__Problem requirements__.
Leave the pictures out, and output exactly the lines from the one containing "Decode this image" through the one containing "Convert this screenshot".

________________

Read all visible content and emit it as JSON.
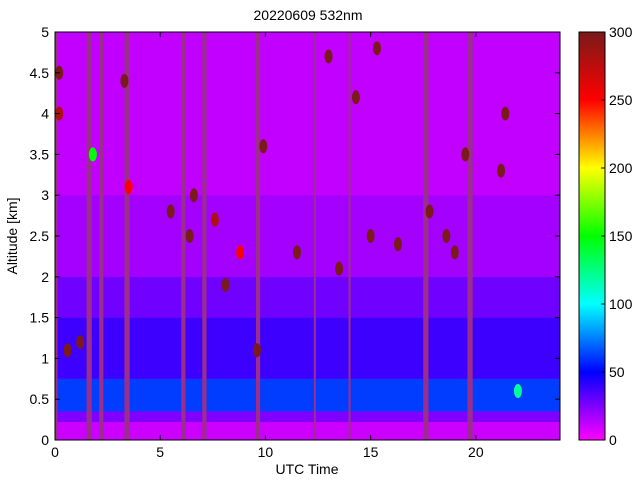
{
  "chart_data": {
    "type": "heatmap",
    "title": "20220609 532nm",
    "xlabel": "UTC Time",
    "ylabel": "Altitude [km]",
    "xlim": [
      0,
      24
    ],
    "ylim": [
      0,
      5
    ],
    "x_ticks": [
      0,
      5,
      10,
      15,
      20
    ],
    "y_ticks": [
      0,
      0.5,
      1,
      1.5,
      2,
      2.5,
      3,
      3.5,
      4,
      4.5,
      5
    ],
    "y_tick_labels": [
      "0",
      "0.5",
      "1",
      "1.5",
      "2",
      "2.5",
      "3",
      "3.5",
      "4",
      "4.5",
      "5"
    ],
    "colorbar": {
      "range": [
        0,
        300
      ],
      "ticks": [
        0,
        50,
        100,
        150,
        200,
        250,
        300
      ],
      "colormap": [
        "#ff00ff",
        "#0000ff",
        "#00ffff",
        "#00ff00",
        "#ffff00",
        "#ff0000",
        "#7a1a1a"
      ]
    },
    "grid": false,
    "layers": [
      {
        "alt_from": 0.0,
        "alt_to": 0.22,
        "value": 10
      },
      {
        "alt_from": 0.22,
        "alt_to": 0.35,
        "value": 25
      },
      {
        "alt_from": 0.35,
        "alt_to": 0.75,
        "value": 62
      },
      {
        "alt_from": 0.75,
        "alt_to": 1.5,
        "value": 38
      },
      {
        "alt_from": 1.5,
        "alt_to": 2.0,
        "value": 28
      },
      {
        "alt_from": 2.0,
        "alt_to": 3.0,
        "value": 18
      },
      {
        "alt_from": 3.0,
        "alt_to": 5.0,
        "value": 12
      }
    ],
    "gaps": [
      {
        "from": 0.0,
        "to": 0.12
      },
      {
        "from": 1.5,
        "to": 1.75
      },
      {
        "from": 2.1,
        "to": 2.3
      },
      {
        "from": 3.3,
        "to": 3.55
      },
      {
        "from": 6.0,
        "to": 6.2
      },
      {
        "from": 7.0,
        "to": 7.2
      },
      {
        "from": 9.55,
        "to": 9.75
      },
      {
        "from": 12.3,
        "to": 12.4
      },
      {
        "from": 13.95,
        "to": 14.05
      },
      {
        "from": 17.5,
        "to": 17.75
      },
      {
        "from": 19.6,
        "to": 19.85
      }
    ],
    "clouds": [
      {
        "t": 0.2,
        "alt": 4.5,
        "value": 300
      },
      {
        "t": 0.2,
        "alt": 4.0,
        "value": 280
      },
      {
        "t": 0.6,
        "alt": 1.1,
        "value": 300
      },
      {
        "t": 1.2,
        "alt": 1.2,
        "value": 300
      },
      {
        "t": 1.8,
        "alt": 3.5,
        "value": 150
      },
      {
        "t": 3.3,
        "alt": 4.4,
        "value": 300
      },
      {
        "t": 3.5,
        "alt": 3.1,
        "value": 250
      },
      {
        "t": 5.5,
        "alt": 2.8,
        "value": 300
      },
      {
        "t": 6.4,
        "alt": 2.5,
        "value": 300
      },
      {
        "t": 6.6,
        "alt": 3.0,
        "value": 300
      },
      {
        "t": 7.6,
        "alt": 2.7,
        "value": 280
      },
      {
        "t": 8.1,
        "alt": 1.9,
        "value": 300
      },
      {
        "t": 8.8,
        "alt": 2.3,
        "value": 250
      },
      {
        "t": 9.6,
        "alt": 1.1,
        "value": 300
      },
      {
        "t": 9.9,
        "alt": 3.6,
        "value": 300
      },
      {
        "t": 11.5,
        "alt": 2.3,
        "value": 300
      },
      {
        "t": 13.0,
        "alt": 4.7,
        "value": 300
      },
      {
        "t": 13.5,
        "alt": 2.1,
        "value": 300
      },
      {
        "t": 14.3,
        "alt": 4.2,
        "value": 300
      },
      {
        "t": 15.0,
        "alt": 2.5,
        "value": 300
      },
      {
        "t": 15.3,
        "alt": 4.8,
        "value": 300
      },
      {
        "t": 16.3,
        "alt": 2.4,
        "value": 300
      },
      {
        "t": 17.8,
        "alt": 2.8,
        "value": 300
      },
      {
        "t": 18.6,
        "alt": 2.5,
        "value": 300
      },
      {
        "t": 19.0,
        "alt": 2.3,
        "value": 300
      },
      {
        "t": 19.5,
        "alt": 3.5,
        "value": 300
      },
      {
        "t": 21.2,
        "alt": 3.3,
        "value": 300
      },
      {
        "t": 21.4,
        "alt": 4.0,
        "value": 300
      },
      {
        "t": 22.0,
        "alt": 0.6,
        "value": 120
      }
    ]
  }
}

________________

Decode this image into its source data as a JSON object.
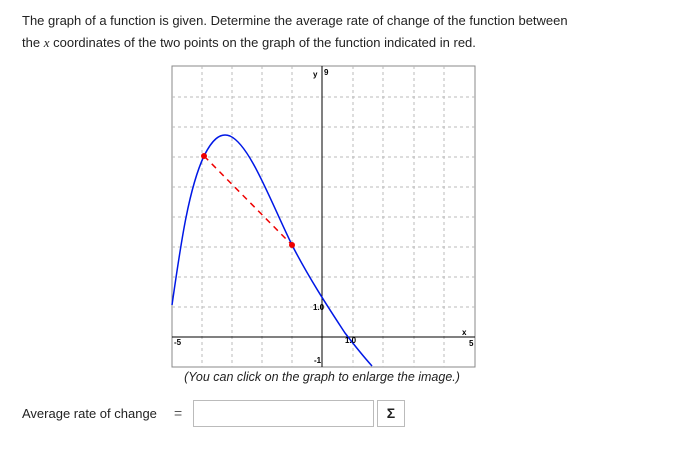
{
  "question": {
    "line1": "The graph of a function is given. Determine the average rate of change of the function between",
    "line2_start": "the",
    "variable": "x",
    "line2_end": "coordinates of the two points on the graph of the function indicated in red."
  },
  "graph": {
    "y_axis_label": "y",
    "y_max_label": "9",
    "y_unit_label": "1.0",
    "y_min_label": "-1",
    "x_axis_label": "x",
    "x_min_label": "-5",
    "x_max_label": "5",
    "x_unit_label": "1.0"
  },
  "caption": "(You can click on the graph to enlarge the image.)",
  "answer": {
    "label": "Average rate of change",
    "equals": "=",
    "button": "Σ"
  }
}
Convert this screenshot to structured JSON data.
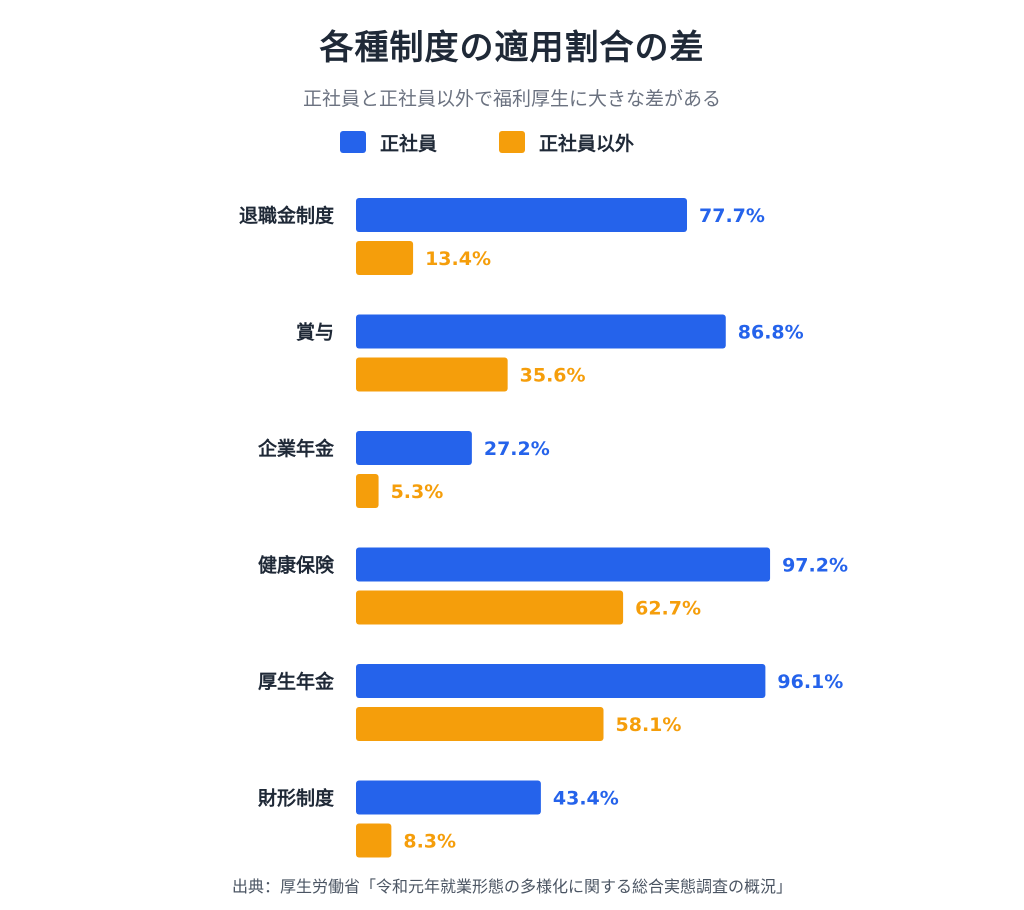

________________

__Answer to this problem__.
Decode this image into its source data as a JSON object.
{
  "question": {
    "line1": "The graph of a function is given. Determine the average rate of change of the function between",
    "line2_start": "the",
    "variable": "x",
    "line2_end": "coordinates of the two points on the graph of the function indicated in red."
  },
  "graph": {
    "y_axis_label": "y",
    "y_max_label": "9",
    "y_unit_label": "1.0",
    "y_min_label": "-1",
    "x_axis_label": "x",
    "x_min_label": "-5",
    "x_max_label": "5",
    "x_unit_label": "1.0"
  },
  "caption": "(You can click on the graph to enlarge the image.)",
  "answer": {
    "label": "Average rate of change",
    "equals": "=",
    "button": "Σ"
  }
}
Convert this screenshot to structured JSON data.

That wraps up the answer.